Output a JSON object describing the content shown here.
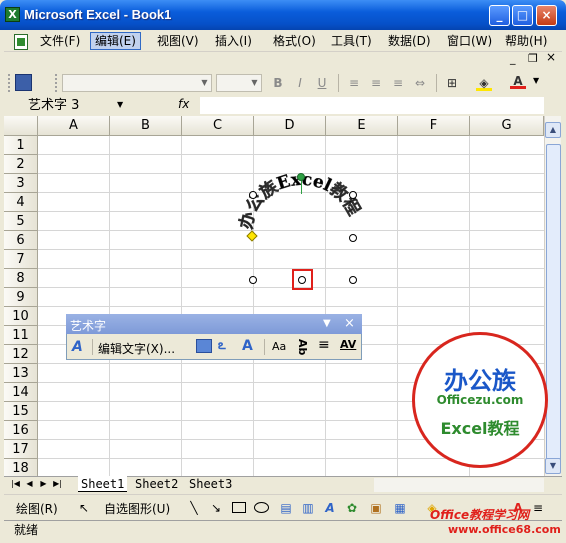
{
  "window": {
    "title": "Microsoft Excel - Book1",
    "app_icon": "X",
    "minimize": "_",
    "maximize": "□",
    "close": "×"
  },
  "menubar": {
    "items": [
      "文件(F)",
      "编辑(E)",
      "视图(V)",
      "插入(I)",
      "格式(O)",
      "工具(T)",
      "数据(D)",
      "窗口(W)",
      "帮助(H)"
    ],
    "doc_minimize": "_",
    "doc_restore": "❐",
    "doc_close": "×"
  },
  "formula_bar": {
    "name_box": "艺术字 3",
    "fx": "fx"
  },
  "grid": {
    "columns": [
      "A",
      "B",
      "C",
      "D",
      "E",
      "F",
      "G"
    ],
    "rows": [
      "1",
      "2",
      "3",
      "4",
      "5",
      "6",
      "7",
      "8",
      "9",
      "10",
      "11",
      "12",
      "13",
      "14",
      "15",
      "16",
      "17",
      "18"
    ]
  },
  "wordart": {
    "text": "办公族Excel教程"
  },
  "wordart_toolbar": {
    "title": "艺术字",
    "edit_text": "编辑文字(X)...",
    "aa": "Aa",
    "ab": "Ab",
    "av": "AV"
  },
  "sheet_tabs": [
    "Sheet1",
    "Sheet2",
    "Sheet3"
  ],
  "draw_toolbar": {
    "draw": "绘图(R)",
    "autoshapes": "自选图形(U)"
  },
  "status": {
    "text": "就绪"
  },
  "logo": {
    "top": "办公族",
    "middle": "Officezu.com",
    "bottom": "Excel教程"
  },
  "watermark": "Office教程学习网",
  "watermark_url": "www.office68.com",
  "colors": {
    "title_bar": "#0a5ddb",
    "wordart_handle_green": "#2ea043",
    "selection_red": "#e0201b",
    "logo_red": "#d8261e",
    "logo_blue": "#1a57c8",
    "logo_green": "#2e8b2e"
  }
}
::::::::::
• What the task asks:
Without the pictures, output the full listing exactly as it stands.

• Full output:
Output a JSON object describing the content shown here.
{
  "window": {
    "title": "Microsoft Excel - Book1",
    "app_icon": "X",
    "minimize": "_",
    "maximize": "□",
    "close": "×"
  },
  "menubar": {
    "items": [
      "文件(F)",
      "编辑(E)",
      "视图(V)",
      "插入(I)",
      "格式(O)",
      "工具(T)",
      "数据(D)",
      "窗口(W)",
      "帮助(H)"
    ],
    "doc_minimize": "_",
    "doc_restore": "❐",
    "doc_close": "×"
  },
  "formula_bar": {
    "name_box": "艺术字 3",
    "fx": "fx"
  },
  "grid": {
    "columns": [
      "A",
      "B",
      "C",
      "D",
      "E",
      "F",
      "G"
    ],
    "rows": [
      "1",
      "2",
      "3",
      "4",
      "5",
      "6",
      "7",
      "8",
      "9",
      "10",
      "11",
      "12",
      "13",
      "14",
      "15",
      "16",
      "17",
      "18"
    ]
  },
  "wordart": {
    "text": "办公族Excel教程"
  },
  "wordart_toolbar": {
    "title": "艺术字",
    "edit_text": "编辑文字(X)...",
    "aa": "Aa",
    "ab": "Ab",
    "av": "AV"
  },
  "sheet_tabs": [
    "Sheet1",
    "Sheet2",
    "Sheet3"
  ],
  "draw_toolbar": {
    "draw": "绘图(R)",
    "autoshapes": "自选图形(U)"
  },
  "status": {
    "text": "就绪"
  },
  "logo": {
    "top": "办公族",
    "middle": "Officezu.com",
    "bottom": "Excel教程"
  },
  "watermark": "Office教程学习网",
  "watermark_url": "www.office68.com",
  "colors": {
    "title_bar": "#0a5ddb",
    "wordart_handle_green": "#2ea043",
    "selection_red": "#e0201b",
    "logo_red": "#d8261e",
    "logo_blue": "#1a57c8",
    "logo_green": "#2e8b2e"
  }
}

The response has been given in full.